↓

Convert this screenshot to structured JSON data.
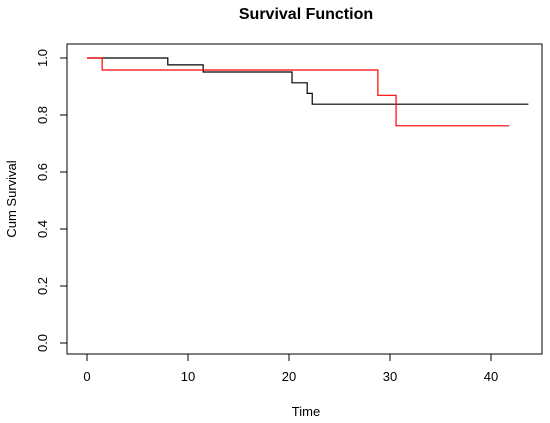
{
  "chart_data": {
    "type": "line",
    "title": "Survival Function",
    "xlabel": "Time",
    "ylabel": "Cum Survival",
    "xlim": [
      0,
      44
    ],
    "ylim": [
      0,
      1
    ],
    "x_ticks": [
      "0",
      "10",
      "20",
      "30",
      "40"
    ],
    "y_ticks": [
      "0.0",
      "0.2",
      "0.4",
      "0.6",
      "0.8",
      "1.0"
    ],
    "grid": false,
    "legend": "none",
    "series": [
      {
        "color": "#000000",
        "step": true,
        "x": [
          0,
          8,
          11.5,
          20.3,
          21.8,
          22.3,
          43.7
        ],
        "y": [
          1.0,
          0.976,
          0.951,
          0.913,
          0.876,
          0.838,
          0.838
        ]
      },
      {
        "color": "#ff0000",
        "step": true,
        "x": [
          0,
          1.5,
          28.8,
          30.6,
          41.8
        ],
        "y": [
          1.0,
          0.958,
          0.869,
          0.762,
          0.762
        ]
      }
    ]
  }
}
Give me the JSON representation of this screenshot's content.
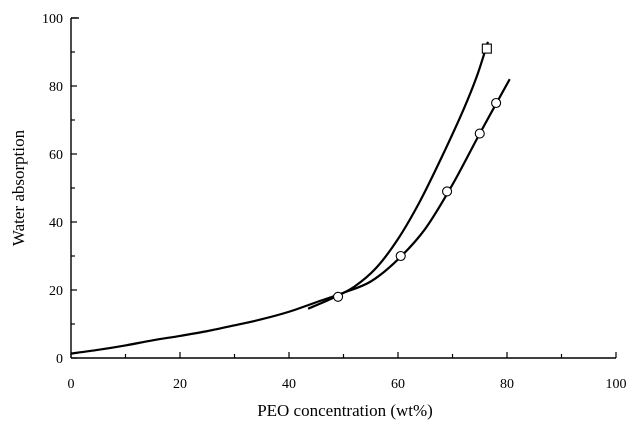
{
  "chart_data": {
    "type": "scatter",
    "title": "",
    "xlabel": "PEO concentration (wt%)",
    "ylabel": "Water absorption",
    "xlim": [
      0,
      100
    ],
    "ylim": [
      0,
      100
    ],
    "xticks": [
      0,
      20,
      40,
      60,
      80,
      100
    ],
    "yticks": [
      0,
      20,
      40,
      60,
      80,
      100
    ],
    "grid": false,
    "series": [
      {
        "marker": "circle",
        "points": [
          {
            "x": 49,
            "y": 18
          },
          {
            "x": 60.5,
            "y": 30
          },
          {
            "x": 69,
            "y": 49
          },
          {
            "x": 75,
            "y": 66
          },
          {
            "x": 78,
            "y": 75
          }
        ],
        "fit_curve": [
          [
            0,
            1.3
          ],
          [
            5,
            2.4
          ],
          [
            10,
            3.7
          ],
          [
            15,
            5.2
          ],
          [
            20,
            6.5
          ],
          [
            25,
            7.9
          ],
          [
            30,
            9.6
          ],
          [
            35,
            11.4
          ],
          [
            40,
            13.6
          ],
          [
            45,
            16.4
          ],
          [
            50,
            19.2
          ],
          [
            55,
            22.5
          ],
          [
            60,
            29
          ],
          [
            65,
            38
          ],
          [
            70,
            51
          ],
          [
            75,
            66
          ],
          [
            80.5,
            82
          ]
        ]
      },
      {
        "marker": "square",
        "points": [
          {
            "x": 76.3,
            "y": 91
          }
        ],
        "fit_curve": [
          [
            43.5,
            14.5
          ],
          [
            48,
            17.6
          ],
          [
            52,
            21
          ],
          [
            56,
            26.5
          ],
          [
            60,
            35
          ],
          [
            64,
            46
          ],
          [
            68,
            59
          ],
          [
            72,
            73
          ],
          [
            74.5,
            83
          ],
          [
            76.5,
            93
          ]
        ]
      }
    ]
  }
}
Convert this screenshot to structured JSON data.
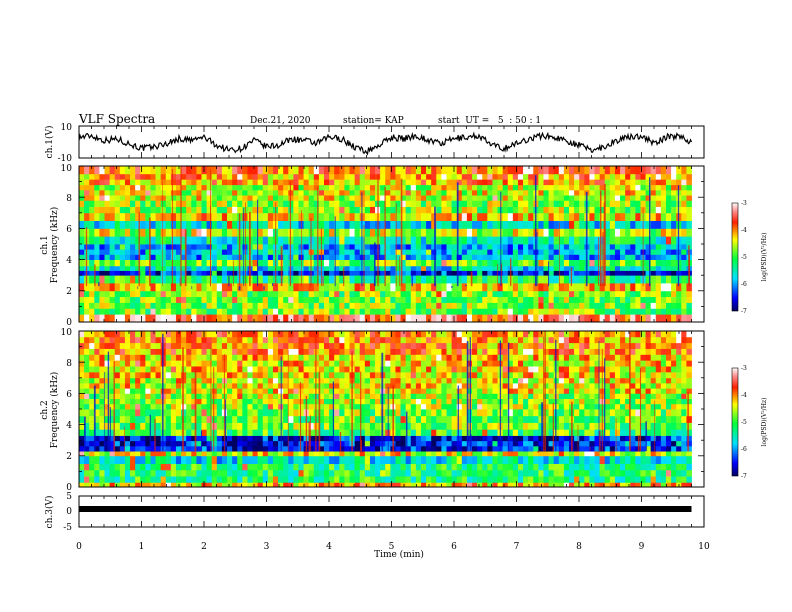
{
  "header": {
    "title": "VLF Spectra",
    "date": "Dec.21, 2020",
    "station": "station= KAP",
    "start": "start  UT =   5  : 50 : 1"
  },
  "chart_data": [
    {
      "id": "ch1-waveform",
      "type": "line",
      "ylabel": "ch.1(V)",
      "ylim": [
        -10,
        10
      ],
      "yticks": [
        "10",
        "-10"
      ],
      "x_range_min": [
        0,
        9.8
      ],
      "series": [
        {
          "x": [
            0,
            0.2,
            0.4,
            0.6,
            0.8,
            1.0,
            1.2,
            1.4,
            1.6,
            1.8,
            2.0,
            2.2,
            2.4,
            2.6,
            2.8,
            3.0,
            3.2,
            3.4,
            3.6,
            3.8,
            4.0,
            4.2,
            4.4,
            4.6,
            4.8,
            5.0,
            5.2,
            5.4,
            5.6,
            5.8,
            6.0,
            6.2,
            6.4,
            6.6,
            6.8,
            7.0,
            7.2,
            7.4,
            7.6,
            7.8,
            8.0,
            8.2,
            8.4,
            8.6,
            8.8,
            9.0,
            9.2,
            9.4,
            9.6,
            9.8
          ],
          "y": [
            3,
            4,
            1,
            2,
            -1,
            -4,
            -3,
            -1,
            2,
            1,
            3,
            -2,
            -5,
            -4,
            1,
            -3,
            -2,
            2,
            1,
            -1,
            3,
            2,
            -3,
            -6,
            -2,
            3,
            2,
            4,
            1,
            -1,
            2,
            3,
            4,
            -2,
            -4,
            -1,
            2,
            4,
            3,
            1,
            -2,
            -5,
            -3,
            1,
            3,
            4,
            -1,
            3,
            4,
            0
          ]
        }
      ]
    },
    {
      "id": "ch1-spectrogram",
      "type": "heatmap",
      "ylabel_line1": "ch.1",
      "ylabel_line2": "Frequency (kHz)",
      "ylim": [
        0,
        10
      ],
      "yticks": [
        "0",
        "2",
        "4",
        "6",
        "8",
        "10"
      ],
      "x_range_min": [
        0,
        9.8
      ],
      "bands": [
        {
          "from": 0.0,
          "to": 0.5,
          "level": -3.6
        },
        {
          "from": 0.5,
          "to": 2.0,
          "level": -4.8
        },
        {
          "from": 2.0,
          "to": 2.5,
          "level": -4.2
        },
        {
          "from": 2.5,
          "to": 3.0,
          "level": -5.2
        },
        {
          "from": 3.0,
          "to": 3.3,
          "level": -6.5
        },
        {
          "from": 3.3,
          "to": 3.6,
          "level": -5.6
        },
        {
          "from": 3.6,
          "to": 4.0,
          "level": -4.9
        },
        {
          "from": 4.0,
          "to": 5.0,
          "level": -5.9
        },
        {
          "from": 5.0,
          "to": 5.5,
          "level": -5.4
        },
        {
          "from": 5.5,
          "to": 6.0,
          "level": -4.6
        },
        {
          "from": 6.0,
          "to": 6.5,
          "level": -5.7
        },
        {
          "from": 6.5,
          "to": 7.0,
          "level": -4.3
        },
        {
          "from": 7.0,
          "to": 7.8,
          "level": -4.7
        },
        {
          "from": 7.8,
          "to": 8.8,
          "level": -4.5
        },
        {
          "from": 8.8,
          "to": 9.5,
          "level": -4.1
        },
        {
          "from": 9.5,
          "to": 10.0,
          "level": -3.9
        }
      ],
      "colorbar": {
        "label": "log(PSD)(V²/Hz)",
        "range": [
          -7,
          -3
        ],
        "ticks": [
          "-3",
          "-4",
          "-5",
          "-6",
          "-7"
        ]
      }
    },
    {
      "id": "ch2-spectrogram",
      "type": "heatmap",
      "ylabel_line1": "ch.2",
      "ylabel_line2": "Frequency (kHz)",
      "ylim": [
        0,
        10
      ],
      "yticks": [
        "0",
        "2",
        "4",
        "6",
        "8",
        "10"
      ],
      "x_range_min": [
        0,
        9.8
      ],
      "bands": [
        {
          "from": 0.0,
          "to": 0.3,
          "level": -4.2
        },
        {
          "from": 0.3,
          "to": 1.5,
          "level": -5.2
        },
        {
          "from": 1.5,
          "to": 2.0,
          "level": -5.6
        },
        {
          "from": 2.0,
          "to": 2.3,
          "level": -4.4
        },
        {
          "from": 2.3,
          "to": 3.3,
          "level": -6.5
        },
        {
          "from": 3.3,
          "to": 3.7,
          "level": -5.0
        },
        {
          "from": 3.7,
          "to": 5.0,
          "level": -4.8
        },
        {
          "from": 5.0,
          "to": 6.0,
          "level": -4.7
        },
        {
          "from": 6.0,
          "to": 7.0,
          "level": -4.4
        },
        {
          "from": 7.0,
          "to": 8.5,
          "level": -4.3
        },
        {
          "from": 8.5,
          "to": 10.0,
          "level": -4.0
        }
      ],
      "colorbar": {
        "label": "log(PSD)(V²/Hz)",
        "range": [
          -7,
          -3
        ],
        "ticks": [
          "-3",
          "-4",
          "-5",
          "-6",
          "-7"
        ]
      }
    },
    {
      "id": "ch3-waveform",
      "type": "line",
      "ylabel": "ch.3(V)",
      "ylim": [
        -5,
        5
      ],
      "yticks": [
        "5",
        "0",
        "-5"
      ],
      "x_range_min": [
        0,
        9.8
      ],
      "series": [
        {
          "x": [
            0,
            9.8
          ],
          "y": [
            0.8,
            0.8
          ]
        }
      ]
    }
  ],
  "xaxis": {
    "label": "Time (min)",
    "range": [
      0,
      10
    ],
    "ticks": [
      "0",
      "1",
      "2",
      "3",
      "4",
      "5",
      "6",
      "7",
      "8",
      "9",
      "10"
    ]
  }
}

↑

→ **INSTRUCTIONS TO FOLLOW**: Answer with one number: how many lines of the entries above include the word "title".

→ **OUTPUT OF THE EXERCISE**: 3